# Exercise brief:
Below is a block of records; return all of them exactly, but without the images.

====== Records shown

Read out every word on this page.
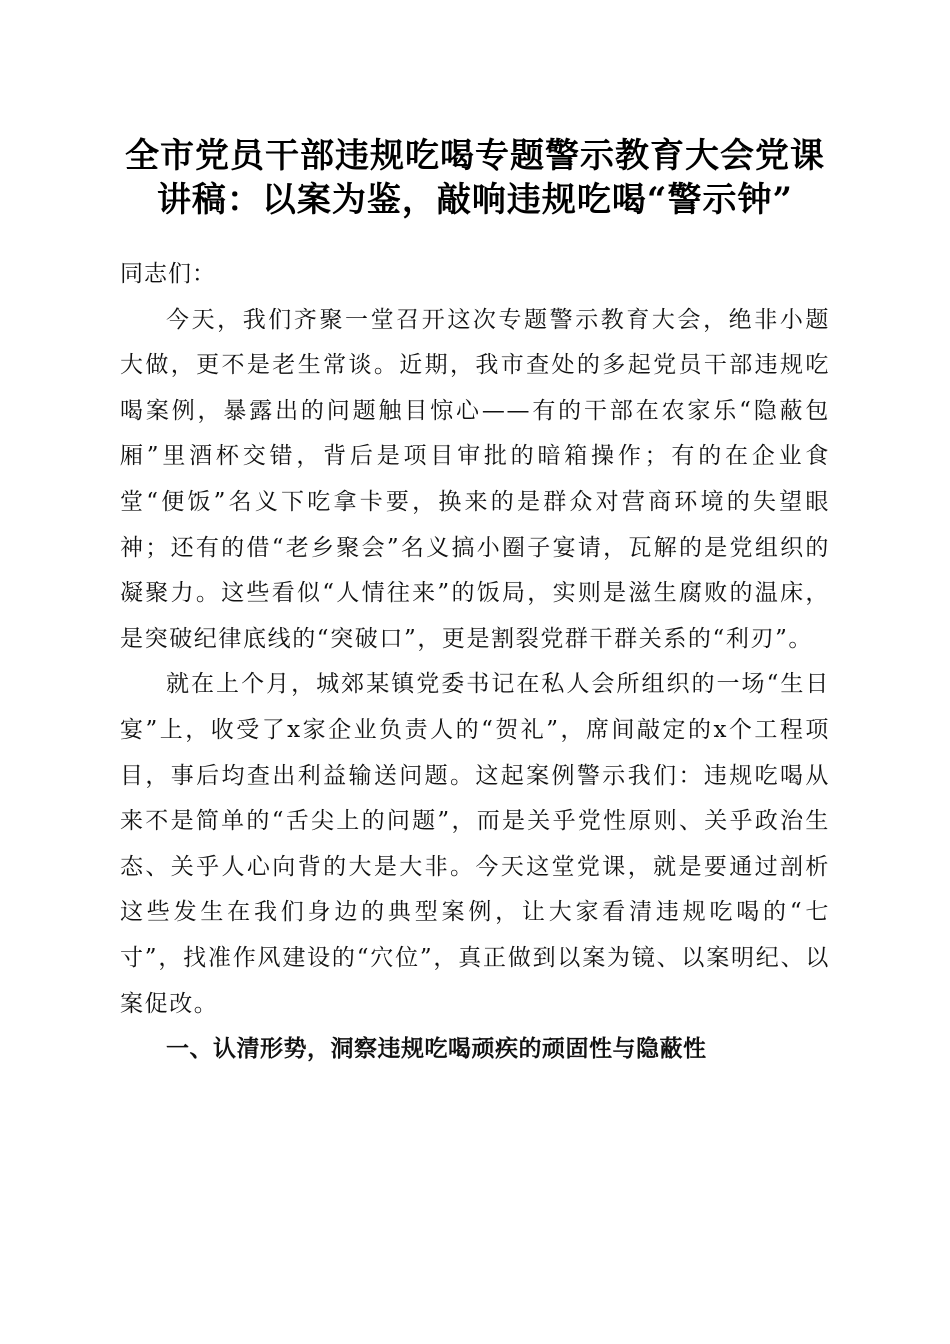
全市党员干部违规吃喝专题警示教育大会党课
讲稿：以案为鉴，敲响违规吃喝“警示钟”

同志们：

今天，我们齐聚一堂召开这次专题警示教育大会，绝非小题大做，更不是老生常谈。近期，我市查处的多起党员干部违规吃喝案例，暴露出的问题触目惊心——有的干部在农家乐“隐蔽包厢”里酒杯交错，背后是项目审批的暗箱操作；有的在企业食堂“便饭”名义下吃拿卡要，换来的是群众对营商环境的失望眼神；还有的借“老乡聚会”名义搞小圈子宴请，瓦解的是党组织的凝聚力。这些看似“人情往来”的饭局，实则是滋生腐败的温床，是突破纪律底线的“突破口”，更是割裂党群干群关系的“利刃”。

就在上个月，城郊某镇党委书记在私人会所组织的一场“生日宴”上，收受了x家企业负责人的“贺礼”，席间敲定的x个工程项目，事后均查出利益输送问题。这起案例警示我们：违规吃喝从来不是简单的“舌尖上的问题”，而是关乎党性原则、关乎政治生态、关乎人心向背的大是大非。今天这堂党课，就是要通过剖析这些发生在我们身边的典型案例，让大家看清违规吃喝的“七寸”，找准作风建设的“穴位”，真正做到以案为镜、以案明纪、以案促改。

一、认清形势，洞察违规吃喝顽疾的顽固性与隐蔽性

============

# Exercise response:
Read out every word on this page.
全市党员干部违规吃喝专题警示教育大会党课
讲稿：以案为鉴，敲响违规吃喝“警示钟”

同志们：

今天，我们齐聚一堂召开这次专题警示教育大会，绝非小题大做，更不是老生常谈。近期，我市查处的多起党员干部违规吃喝案例，暴露出的问题触目惊心——有的干部在农家乐“隐蔽包厢”里酒杯交错，背后是项目审批的暗箱操作；有的在企业食堂“便饭”名义下吃拿卡要，换来的是群众对营商环境的失望眼神；还有的借“老乡聚会”名义搞小圈子宴请，瓦解的是党组织的凝聚力。这些看似“人情往来”的饭局，实则是滋生腐败的温床，是突破纪律底线的“突破口”，更是割裂党群干群关系的“利刃”。

就在上个月，城郊某镇党委书记在私人会所组织的一场“生日宴”上，收受了x家企业负责人的“贺礼”，席间敲定的x个工程项目，事后均查出利益输送问题。这起案例警示我们：违规吃喝从来不是简单的“舌尖上的问题”，而是关乎党性原则、关乎政治生态、关乎人心向背的大是大非。今天这堂党课，就是要通过剖析这些发生在我们身边的典型案例，让大家看清违规吃喝的“七寸”，找准作风建设的“穴位”，真正做到以案为镜、以案明纪、以案促改。

一、认清形势，洞察违规吃喝顽疾的顽固性与隐蔽性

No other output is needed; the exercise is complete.